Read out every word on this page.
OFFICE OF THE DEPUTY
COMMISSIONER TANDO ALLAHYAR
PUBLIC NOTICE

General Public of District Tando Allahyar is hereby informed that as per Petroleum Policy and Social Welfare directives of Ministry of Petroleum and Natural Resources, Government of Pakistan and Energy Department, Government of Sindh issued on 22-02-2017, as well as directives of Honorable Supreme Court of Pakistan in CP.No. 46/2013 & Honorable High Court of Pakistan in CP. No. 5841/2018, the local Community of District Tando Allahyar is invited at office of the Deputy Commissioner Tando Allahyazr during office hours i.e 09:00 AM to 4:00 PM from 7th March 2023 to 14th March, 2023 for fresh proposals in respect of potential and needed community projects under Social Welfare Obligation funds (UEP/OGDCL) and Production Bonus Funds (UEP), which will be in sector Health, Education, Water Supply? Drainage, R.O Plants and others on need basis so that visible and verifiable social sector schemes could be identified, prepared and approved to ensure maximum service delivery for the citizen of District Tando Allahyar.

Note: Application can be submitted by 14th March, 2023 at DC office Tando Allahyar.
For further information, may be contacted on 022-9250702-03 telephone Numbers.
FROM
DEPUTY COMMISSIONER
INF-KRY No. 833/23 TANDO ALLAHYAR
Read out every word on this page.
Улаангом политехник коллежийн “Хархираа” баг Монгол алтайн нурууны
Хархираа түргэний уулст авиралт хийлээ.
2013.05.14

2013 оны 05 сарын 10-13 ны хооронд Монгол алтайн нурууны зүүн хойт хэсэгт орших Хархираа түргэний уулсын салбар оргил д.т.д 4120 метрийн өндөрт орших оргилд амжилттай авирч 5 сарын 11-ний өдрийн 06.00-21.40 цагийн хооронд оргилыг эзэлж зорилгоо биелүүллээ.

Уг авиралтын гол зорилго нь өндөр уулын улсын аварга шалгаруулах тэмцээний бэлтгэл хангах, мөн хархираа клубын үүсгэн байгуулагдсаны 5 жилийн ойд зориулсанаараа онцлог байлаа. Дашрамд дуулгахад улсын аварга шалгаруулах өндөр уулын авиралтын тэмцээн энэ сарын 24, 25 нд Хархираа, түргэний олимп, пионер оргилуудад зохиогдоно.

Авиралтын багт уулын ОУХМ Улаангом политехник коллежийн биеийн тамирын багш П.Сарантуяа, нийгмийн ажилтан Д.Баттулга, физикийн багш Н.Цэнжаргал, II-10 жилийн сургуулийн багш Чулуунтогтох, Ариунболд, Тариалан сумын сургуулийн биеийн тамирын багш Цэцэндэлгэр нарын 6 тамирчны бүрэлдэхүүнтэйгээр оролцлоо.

══════════

• [PROBLEM DETAILS]:
Return each line in the records that holds the string "жилийн".

• [RESULT OF THE TASK]:
Уг авиралтын гол зорилго нь өндөр уулын улсын аварга шалгаруулах тэмцээний бэлтгэл хангах, мөн хархираа клубын үүсгэн байгуулагдсаны 5 жилийн ойд зориулсанаараа онцлог байлаа. Дашрамд дуулгахад улсын аварга шалгаруулах өндөр уулын авиралтын тэмцээн энэ сарын 24, 25 нд Хархираа, түргэний олимп, пионер оргилуудад зохиогдоно.
Авиралтын багт уулын ОУХМ Улаангом политехник коллежийн биеийн тамирын багш П.Сарантуяа, нийгмийн ажилтан Д.Баттулга, физикийн багш Н.Цэнжаргал, II-10 жилийн сургуулийн багш Чулуунтогтох, Ариунболд, Тариалан сумын сургуулийн биеийн тамирын багш Цэцэндэлгэр нарын 6 тамирчны бүрэлдэхүүнтэйгээр оролцлоо.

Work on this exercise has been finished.